INSTRUCTIONS FOR THE TASK. Go through the data below. List every line that holds the word "الخدمة".
=== INFORMATION PROVIDED ===
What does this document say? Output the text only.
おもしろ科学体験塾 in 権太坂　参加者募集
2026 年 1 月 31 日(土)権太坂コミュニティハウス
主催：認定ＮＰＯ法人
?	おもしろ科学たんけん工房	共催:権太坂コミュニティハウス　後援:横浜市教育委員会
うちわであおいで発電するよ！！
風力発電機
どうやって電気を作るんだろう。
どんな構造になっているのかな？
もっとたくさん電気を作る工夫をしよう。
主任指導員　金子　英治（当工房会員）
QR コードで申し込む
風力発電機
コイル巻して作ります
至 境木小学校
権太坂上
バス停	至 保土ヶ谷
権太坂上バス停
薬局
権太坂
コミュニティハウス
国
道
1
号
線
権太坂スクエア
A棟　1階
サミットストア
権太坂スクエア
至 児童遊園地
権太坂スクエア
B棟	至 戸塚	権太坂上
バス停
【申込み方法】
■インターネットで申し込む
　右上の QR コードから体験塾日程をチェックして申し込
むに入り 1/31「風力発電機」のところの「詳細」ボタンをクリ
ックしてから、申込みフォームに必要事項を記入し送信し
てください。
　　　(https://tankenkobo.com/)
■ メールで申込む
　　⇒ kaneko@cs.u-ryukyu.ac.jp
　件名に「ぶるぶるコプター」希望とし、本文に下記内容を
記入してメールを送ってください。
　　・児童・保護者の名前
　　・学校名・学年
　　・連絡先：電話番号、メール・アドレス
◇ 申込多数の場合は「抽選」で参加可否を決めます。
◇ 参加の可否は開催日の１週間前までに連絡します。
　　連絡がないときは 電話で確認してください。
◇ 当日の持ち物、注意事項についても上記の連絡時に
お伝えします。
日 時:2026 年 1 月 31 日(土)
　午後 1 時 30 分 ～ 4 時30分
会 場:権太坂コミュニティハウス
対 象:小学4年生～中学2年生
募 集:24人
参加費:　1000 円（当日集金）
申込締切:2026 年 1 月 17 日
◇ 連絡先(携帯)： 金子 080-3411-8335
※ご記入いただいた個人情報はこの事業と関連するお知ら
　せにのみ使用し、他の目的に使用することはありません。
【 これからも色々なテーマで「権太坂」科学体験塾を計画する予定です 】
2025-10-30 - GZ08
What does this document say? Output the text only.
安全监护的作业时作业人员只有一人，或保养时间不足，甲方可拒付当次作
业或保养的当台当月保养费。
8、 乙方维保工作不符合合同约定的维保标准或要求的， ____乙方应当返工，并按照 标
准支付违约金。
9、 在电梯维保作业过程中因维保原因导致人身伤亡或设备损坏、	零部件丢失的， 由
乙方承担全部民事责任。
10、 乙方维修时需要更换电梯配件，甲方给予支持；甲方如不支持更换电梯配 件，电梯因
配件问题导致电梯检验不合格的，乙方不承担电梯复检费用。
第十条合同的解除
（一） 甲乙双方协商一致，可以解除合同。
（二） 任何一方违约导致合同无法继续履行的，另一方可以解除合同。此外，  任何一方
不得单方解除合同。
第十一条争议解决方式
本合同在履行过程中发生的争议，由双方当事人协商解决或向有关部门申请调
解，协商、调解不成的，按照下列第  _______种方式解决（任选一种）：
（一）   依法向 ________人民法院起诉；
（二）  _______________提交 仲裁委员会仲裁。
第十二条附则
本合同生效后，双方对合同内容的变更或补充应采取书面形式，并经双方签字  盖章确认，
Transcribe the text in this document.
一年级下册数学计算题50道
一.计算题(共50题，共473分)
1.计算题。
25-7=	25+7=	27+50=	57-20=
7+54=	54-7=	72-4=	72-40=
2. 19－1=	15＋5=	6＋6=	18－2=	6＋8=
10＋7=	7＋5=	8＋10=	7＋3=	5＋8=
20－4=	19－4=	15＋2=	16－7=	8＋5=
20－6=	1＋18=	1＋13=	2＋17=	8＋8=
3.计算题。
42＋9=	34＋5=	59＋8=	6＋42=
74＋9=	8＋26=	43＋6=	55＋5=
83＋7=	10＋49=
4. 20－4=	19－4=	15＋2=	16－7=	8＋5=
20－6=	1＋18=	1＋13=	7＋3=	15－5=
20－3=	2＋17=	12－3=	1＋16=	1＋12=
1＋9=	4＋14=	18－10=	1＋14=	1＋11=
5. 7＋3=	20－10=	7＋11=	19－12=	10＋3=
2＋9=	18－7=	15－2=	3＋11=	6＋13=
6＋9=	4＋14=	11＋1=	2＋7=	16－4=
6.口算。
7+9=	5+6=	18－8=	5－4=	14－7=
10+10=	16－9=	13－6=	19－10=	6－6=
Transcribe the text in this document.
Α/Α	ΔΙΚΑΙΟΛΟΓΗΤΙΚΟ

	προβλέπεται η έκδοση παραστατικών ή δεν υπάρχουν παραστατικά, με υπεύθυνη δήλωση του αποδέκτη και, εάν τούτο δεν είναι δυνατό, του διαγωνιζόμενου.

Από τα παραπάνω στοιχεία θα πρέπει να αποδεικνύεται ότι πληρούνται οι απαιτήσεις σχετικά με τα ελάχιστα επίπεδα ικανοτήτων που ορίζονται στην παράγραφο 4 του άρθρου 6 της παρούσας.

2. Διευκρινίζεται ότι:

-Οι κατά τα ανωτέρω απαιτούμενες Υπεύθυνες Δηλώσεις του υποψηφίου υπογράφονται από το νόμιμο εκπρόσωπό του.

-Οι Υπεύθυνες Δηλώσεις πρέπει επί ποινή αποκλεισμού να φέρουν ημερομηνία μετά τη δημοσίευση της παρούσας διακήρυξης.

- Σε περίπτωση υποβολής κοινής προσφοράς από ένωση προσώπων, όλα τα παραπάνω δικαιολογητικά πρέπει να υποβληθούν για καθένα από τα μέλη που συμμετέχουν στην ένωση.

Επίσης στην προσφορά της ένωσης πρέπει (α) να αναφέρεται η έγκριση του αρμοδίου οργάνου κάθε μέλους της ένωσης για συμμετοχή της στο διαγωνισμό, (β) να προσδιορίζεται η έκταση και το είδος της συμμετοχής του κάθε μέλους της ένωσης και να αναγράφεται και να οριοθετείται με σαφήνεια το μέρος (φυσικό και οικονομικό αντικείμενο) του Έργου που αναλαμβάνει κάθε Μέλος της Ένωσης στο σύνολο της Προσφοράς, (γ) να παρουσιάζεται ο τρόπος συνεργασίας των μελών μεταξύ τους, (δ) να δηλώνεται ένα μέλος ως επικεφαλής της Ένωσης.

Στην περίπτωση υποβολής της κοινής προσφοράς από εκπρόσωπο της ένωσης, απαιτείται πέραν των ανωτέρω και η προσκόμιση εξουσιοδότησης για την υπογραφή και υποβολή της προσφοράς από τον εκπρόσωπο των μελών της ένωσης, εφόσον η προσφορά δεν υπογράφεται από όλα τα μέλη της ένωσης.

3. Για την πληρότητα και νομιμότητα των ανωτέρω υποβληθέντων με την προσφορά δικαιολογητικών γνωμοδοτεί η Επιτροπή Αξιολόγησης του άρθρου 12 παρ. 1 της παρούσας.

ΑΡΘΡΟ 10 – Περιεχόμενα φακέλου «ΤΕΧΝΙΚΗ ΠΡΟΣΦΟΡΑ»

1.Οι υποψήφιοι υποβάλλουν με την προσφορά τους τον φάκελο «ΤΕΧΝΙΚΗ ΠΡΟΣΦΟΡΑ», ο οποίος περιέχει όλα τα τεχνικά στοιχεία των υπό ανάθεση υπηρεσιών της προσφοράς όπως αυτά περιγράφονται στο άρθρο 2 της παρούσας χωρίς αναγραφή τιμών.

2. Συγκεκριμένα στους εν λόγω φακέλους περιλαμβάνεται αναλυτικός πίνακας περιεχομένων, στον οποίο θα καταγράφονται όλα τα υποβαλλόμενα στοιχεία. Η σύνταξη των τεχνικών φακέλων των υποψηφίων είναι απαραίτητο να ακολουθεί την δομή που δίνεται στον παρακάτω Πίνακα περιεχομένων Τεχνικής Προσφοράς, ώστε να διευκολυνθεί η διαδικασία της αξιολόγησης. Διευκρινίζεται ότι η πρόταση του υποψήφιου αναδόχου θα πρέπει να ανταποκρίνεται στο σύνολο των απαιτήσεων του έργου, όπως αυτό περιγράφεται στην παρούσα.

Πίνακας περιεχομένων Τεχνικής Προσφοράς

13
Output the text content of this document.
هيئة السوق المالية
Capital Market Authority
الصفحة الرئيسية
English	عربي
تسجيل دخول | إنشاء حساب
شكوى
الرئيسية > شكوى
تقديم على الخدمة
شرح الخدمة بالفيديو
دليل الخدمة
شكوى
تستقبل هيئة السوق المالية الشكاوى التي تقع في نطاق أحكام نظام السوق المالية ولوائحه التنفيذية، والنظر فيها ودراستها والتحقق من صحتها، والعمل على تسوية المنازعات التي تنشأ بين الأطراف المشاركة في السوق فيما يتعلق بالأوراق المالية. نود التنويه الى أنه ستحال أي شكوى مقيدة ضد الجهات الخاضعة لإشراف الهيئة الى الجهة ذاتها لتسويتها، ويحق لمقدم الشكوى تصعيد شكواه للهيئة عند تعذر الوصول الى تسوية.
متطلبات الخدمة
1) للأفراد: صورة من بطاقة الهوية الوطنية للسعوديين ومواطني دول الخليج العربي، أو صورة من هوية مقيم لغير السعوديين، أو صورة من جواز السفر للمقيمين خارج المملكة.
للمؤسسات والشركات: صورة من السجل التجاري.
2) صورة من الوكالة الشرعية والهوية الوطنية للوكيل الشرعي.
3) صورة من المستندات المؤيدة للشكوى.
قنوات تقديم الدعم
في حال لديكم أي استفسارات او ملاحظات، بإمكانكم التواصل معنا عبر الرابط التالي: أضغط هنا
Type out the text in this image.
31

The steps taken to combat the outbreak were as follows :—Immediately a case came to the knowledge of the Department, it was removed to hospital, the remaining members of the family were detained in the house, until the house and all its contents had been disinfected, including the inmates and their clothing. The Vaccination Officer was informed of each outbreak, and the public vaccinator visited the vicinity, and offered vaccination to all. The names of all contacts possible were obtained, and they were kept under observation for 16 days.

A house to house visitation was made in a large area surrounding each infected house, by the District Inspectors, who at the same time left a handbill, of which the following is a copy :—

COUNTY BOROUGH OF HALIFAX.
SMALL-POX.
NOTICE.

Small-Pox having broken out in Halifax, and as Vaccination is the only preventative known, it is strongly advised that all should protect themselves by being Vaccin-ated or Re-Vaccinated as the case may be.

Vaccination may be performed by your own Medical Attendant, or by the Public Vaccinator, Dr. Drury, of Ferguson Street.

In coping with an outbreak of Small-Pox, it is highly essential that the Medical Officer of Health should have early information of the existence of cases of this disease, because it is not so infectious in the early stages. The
===
SOLUTION FOR THIS PROBLEM.
تقديم على الخدمة
شرح الخدمة بالفيديو
دليل الخدمة
متطلبات الخدمة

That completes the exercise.